▸ READING PASSAGE:
<<<<

Vide order dated 12.04.2012, the appeal was dismissed. Thereafter, the

respondent/NHAI filed an appeal before the Income Tax Appellate Tribunal.

6. Vide order dated 12.09.2013, the learned ITAT has allowed the appeal by

holding that it is not a fit case for holding that the assessee deductor is in default

under Section 201(1) nor for interest under Section 201(1A) of the Act and set

aside the order passed by the Assessing Officer as well as CIT. Hence, these

appeals before this Court.

7. Vide order dated 26.06.2014, these appeals were admitted on the

following substantial questions of law:-

“1. Whether on the facts and in the circumstances of the case, the ITAT

was justified in law in holding that the assessee could not be held to be

assessee in default u/s 201(1) ? and 201(1A) of the Act and thereby

granting the relief?

>>>>

▸ ENTRIES PROVIDED:
<<<<

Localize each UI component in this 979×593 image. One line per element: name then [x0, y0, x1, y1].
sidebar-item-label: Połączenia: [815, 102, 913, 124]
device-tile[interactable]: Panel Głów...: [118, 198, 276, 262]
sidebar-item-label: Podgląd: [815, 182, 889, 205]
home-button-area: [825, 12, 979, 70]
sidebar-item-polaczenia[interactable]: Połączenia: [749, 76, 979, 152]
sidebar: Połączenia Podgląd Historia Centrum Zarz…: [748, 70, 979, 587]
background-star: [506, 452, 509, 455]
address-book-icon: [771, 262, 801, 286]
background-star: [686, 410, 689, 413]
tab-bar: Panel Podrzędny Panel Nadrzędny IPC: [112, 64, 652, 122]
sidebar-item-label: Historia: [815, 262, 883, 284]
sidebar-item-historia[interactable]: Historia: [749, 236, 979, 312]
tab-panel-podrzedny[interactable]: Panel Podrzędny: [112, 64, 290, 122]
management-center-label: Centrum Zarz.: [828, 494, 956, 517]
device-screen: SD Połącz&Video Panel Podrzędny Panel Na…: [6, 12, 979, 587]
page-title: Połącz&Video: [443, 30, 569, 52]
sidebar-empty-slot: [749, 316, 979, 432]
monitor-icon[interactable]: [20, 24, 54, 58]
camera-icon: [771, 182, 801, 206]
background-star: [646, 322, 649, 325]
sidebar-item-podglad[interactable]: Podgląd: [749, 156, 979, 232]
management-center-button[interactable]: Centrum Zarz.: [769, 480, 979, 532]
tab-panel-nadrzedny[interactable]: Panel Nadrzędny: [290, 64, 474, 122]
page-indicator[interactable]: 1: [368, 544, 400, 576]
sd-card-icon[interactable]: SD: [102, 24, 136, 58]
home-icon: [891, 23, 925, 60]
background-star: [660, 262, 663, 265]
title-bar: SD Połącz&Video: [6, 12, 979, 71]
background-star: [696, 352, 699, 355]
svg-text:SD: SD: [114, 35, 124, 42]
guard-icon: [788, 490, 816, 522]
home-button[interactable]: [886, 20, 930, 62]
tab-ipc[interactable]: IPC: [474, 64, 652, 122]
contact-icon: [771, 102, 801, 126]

>>>>

▸ TASK 1: For the excerpt on the NHAI tax appeal, determine whether each statement agrees with the text, answering yes or no and quoting the decisive words: (a) The ITAT allowed the appeal by an order dated 12.09.2013. (b) The appeals before this Court were dismissed by an order dated 26.06.2014. (c) The ITAT upheld the order passed by the Assessing Officer.
▸ TASK 2: In the excerpt on the NHAI tax appeal, swap "Assessing Officer" for "Assessing Authority" and reproduce the passage starting with "6. Vide order" and going on through "before this Court.".
▸ TASK 3: Carry on the excerpt on the NHAI tax appeal from the point at which it stops.
The rows are not required for any of this work.

▸ RIGHT ANSWER 1:
(a) Yes: "Vide order dated 12.09.2013, the learned ITAT has allowed the appeal"
(b) No: "Vide order dated 26.06.2014, these appeals were admitted"
(c) No: "set aside the order passed by the Assessing Officer as well as CIT"

▸ RIGHT ANSWER 2:
6. Vide order dated 12.09.2013, the learned ITAT has allowed the appeal by

holding that it is not a fit case for holding that the assessee deductor is in default

under Section 201(1) nor for interest under Section 201(1A) of the Act and set

aside the order passed by the Assessing Authority as well as CIT. Hence, these

appeals before this Court.

▸ RIGHT ANSWER 3:
2. Whether, on the facts and in the circumstances of the case, the ITAT

was justified in law in deleting the interest levied u/s 201(1A) of the

Act, while failing to appreciate that the deductor cannot consider the

assessment status of the deductee unless and until a certificate u/s 197

of the Act is granted by the Assessing Officer ?”

8. We have heard learned counsel for the parties.

9. Shri Siddharth Sharma, Advocate, submits that the sole issue, which

requires consideration, is whether the benefit and effect of the certificate dated

30.06.2008 is liable to be given from the date of issuance of the certificate or for

6 ITA-32-2014NEUTRAL CITATION NO. 2026:MPHC-JBP:18033

the entire assessment year. Learned counsel submits that the ITAT has committed

a serious error of law, while appreciating the order passed by the learned A.O. and

CIT, as both the Authorities have categorically held that the effect of the said

certificate under Section 197(1) can only be given prospectively and not

retrospectively. The respondent/assessee was in default on the date of deduction of

tax, because the deductor had to deduct the tax irrespective of the income, in the

absence of any valid certificate of lower deduction/no deduction.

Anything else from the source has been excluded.